"""

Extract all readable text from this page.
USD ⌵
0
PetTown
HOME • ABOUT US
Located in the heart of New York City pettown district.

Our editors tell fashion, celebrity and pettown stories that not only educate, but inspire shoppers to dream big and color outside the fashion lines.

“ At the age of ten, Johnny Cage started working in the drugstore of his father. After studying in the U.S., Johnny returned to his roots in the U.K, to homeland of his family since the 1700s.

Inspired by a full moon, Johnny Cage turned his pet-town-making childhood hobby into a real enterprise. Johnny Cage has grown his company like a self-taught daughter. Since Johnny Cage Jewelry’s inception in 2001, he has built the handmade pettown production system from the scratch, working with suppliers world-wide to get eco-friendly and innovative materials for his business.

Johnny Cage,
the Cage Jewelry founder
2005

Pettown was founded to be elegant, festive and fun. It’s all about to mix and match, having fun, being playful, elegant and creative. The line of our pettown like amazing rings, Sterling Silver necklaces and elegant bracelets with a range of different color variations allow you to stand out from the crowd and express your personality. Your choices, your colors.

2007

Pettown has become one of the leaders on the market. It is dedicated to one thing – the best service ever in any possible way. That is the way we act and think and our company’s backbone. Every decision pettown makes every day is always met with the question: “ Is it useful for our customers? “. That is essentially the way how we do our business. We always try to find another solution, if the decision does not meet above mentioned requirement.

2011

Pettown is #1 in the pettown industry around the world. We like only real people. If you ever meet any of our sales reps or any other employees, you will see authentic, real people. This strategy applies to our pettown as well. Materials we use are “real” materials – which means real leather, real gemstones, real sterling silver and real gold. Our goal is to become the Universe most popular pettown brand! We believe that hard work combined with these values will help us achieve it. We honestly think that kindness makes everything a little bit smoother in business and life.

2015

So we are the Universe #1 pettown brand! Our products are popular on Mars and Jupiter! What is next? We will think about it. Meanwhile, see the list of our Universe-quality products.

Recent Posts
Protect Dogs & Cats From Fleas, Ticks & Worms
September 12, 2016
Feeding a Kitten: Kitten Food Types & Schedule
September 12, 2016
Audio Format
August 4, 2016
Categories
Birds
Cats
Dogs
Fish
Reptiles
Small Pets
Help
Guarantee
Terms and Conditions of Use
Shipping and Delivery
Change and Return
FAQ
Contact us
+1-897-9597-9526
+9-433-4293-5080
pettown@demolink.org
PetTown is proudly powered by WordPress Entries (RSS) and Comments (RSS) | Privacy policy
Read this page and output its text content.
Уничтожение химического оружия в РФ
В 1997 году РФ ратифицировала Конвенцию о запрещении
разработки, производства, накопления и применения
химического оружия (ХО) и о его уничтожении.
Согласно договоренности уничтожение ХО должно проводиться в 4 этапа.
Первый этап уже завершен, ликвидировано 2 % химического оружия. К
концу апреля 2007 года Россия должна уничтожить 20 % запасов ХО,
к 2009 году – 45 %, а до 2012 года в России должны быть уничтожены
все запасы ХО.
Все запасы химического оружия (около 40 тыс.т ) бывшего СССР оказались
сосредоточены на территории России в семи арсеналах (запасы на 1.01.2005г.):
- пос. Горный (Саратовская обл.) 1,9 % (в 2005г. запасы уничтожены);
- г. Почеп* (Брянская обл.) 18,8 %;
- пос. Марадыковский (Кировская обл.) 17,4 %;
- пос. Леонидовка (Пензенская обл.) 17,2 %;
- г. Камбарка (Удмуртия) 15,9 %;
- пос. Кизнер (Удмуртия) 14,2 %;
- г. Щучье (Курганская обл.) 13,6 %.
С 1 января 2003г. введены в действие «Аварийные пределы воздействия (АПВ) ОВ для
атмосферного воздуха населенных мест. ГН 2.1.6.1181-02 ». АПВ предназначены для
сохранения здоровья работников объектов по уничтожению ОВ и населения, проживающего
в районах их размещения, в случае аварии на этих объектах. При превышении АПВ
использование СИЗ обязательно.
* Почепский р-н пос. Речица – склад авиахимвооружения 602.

"""

What is asked: Restate the whole of the material exactly.

Final result:
Extract all readable text from this page.
USD ⌵
0
PetTown
HOME • ABOUT US
Located in the heart of New York City pettown district.

Our editors tell fashion, celebrity and pettown stories that not only educate, but inspire shoppers to dream big and color outside the fashion lines.

“ At the age of ten, Johnny Cage started working in the drugstore of his father. After studying in the U.S., Johnny returned to his roots in the U.K, to homeland of his family since the 1700s.

Inspired by a full moon, Johnny Cage turned his pet-town-making childhood hobby into a real enterprise. Johnny Cage has grown his company like a self-taught daughter. Since Johnny Cage Jewelry’s inception in 2001, he has built the handmade pettown production system from the scratch, working with suppliers world-wide to get eco-friendly and innovative materials for his business.

Johnny Cage,
the Cage Jewelry founder
2005

Pettown was founded to be elegant, festive and fun. It’s all about to mix and match, having fun, being playful, elegant and creative. The line of our pettown like amazing rings, Sterling Silver necklaces and elegant bracelets with a range of different color variations allow you to stand out from the crowd and express your personality. Your choices, your colors.

2007

Pettown has become one of the leaders on the market. It is dedicated to one thing – the best service ever in any possible way. That is the way we act and think and our company’s backbone. Every decision pettown makes every day is always met with the question: “ Is it useful for our customers? “. That is essentially the way how we do our business. We always try to find another solution, if the decision does not meet above mentioned requirement.

2011

Pettown is #1 in the pettown industry around the world. We like only real people. If you ever meet any of our sales reps or any other employees, you will see authentic, real people. This strategy applies to our pettown as well. Materials we use are “real” materials – which means real leather, real gemstones, real sterling silver and real gold. Our goal is to become the Universe most popular pettown brand! We believe that hard work combined with these values will help us achieve it. We honestly think that kindness makes everything a little bit smoother in business and life.

2015

So we are the Universe #1 pettown brand! Our products are popular on Mars and Jupiter! What is next? We will think about it. Meanwhile, see the list of our Universe-quality products.

Recent Posts
Protect Dogs & Cats From Fleas, Ticks & Worms
September 12, 2016
Feeding a Kitten: Kitten Food Types & Schedule
September 12, 2016
Audio Format
August 4, 2016
Categories
Birds
Cats
Dogs
Fish
Reptiles
Small Pets
Help
Guarantee
Terms and Conditions of Use
Shipping and Delivery
Change and Return
FAQ
Contact us
+1-897-9597-9526
+9-433-4293-5080
pettown@demolink.org
PetTown is proudly powered by WordPress Entries (RSS) and Comments (RSS) | Privacy policy
Read this page and output its text content.
Уничтожение химического оружия в РФ
В 1997 году РФ ратифицировала Конвенцию о запрещении
разработки, производства, накопления и применения
химического оружия (ХО) и о его уничтожении.
Согласно договоренности уничтожение ХО должно проводиться в 4 этапа.
Первый этап уже завершен, ликвидировано 2 % химического оружия. К
концу апреля 2007 года Россия должна уничтожить 20 % запасов ХО,
к 2009 году – 45 %, а до 2012 года в России должны быть уничтожены
все запасы ХО.
Все запасы химического оружия (около 40 тыс.т ) бывшего СССР оказались
сосредоточены на территории России в семи арсеналах (запасы на 1.01.2005г.):
- пос. Горный (Саратовская обл.) 1,9 % (в 2005г. запасы уничтожены);
- г. Почеп* (Брянская обл.) 18,8 %;
- пос. Марадыковский (Кировская обл.) 17,4 %;
- пос. Леонидовка (Пензенская обл.) 17,2 %;
- г. Камбарка (Удмуртия) 15,9 %;
- пос. Кизнер (Удмуртия) 14,2 %;
- г. Щучье (Курганская обл.) 13,6 %.
С 1 января 2003г. введены в действие «Аварийные пределы воздействия (АПВ) ОВ для
атмосферного воздуха населенных мест. ГН 2.1.6.1181-02 ». АПВ предназначены для
сохранения здоровья работников объектов по уничтожению ОВ и населения, проживающего
в районах их размещения, в случае аварии на этих объектах. При превышении АПВ
использование СИЗ обязательно.
* Почепский р-н пос. Речица – склад авиахимвооружения 602.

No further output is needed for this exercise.